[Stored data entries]
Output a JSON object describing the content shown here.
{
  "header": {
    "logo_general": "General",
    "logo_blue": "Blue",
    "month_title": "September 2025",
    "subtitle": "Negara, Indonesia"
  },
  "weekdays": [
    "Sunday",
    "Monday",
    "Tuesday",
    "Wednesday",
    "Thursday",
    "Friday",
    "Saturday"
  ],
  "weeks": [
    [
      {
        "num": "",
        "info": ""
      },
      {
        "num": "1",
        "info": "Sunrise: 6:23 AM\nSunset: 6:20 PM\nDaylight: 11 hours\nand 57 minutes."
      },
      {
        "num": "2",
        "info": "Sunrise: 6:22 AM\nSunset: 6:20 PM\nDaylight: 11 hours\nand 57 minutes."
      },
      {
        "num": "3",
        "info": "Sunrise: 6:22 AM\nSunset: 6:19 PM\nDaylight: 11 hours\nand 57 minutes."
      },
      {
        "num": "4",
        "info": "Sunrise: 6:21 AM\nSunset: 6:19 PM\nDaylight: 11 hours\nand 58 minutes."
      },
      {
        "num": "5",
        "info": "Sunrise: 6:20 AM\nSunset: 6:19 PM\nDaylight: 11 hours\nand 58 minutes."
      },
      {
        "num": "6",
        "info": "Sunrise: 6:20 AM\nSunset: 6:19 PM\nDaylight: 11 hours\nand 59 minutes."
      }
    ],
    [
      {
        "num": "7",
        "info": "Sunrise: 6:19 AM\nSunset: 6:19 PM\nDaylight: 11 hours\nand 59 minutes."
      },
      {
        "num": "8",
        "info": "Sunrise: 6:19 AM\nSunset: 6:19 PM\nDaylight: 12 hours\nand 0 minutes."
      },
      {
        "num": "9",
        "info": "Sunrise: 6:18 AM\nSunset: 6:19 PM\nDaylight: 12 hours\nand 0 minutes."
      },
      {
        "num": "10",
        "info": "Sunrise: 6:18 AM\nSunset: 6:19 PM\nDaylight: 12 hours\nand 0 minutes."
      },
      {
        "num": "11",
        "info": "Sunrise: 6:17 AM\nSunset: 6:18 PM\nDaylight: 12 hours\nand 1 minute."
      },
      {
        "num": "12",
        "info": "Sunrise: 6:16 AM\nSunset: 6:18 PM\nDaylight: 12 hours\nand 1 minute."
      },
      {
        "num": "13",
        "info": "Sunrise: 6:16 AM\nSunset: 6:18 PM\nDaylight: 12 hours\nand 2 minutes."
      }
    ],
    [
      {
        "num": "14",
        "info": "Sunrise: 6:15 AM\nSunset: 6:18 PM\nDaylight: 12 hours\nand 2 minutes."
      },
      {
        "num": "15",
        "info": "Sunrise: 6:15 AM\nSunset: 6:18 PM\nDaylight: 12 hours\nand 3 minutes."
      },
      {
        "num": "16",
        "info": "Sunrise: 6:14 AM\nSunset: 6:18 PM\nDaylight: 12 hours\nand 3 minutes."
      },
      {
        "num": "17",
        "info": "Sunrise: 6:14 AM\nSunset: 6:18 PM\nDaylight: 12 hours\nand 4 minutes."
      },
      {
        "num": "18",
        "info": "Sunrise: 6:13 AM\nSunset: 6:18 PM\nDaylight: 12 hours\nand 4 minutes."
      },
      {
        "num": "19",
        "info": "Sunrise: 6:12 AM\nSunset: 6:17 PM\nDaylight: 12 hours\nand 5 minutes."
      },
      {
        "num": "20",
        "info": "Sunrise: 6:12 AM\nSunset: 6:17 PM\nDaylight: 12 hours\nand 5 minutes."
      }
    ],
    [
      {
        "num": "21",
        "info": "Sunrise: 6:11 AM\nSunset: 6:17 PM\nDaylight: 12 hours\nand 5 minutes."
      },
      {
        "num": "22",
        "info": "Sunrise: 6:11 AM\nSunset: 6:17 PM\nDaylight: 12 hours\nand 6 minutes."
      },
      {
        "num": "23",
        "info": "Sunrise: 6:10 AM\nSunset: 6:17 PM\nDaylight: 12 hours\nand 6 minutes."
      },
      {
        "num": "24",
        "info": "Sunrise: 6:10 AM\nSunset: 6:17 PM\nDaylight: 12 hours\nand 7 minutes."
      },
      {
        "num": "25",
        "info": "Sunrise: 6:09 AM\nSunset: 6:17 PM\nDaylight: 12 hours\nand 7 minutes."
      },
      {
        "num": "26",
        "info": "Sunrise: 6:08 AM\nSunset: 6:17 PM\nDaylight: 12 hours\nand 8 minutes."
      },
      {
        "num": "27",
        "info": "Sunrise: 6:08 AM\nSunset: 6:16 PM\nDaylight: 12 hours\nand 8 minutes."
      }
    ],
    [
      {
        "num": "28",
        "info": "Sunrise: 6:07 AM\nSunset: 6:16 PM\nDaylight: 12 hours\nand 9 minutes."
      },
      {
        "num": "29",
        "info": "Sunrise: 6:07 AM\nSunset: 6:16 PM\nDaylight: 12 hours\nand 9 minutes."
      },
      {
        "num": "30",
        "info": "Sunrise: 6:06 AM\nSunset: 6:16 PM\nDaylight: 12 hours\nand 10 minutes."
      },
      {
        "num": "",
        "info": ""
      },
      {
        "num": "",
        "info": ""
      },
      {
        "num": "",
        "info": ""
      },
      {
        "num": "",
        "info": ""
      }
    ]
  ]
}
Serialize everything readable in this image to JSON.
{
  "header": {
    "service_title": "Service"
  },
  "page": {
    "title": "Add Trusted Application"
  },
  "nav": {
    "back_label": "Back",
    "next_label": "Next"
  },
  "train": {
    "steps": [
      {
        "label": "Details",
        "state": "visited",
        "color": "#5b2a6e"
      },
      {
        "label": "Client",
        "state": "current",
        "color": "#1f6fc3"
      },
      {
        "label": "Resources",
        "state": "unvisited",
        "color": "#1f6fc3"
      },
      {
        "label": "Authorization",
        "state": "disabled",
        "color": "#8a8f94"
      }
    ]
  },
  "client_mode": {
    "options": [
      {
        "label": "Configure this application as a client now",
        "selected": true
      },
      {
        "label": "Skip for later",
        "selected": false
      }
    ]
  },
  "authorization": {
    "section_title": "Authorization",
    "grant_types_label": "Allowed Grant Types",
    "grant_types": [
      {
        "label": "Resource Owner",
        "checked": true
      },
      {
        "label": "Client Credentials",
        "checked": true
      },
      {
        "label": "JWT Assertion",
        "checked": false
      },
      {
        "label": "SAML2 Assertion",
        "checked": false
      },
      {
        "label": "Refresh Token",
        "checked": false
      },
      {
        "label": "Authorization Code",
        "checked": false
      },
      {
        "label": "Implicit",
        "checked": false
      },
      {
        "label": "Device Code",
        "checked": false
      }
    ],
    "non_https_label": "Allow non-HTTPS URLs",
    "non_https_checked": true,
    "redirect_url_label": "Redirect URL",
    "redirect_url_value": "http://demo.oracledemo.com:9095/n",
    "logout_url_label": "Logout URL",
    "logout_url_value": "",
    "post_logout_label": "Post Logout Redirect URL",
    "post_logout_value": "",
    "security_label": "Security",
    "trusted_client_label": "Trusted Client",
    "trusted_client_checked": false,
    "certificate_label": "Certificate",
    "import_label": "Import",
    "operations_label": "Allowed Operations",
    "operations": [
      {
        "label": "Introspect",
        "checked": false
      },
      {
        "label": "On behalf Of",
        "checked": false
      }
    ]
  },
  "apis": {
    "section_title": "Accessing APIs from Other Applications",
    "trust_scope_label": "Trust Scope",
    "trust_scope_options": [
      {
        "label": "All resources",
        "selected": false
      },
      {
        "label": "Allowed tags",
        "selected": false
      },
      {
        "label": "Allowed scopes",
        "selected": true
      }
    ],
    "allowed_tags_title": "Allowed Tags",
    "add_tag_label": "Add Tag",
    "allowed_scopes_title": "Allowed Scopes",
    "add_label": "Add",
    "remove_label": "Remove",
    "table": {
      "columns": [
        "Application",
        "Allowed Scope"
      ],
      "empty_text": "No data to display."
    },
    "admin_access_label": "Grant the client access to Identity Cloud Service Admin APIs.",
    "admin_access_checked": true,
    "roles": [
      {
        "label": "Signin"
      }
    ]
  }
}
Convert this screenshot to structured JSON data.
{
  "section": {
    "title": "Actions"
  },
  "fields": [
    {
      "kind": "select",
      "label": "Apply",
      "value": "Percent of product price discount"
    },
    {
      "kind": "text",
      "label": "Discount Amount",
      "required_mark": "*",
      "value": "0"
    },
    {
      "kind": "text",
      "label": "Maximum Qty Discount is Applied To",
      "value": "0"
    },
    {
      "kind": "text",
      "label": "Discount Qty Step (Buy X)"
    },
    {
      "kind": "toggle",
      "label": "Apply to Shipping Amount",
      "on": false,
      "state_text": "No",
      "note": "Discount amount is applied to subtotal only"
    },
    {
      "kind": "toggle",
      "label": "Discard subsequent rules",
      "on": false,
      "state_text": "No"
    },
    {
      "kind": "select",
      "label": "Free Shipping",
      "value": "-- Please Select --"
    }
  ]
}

■ **TO BE DONE**
Using the material above, extract the line that contains "Convert this screenshot" and every line after it, exactly as given; stop at the last line.

■ **RESPONSE**
Convert this screenshot to structured JSON data.
{
  "section": {
    "title": "Actions"
  },
  "fields": [
    {
      "kind": "select",
      "label": "Apply",
      "value": "Percent of product price discount"
    },
    {
      "kind": "text",
      "label": "Discount Amount",
      "required_mark": "*",
      "value": "0"
    },
    {
      "kind": "text",
      "label": "Maximum Qty Discount is Applied To",
      "value": "0"
    },
    {
      "kind": "text",
      "label": "Discount Qty Step (Buy X)"
    },
    {
      "kind": "toggle",
      "label": "Apply to Shipping Amount",
      "on": false,
      "state_text": "No",
      "note": "Discount amount is applied to subtotal only"
    },
    {
      "kind": "toggle",
      "label": "Discard subsequent rules",
      "on": false,
      "state_text": "No"
    },
    {
      "kind": "select",
      "label": "Free Shipping",
      "value": "-- Please Select --"
    }
  ]
}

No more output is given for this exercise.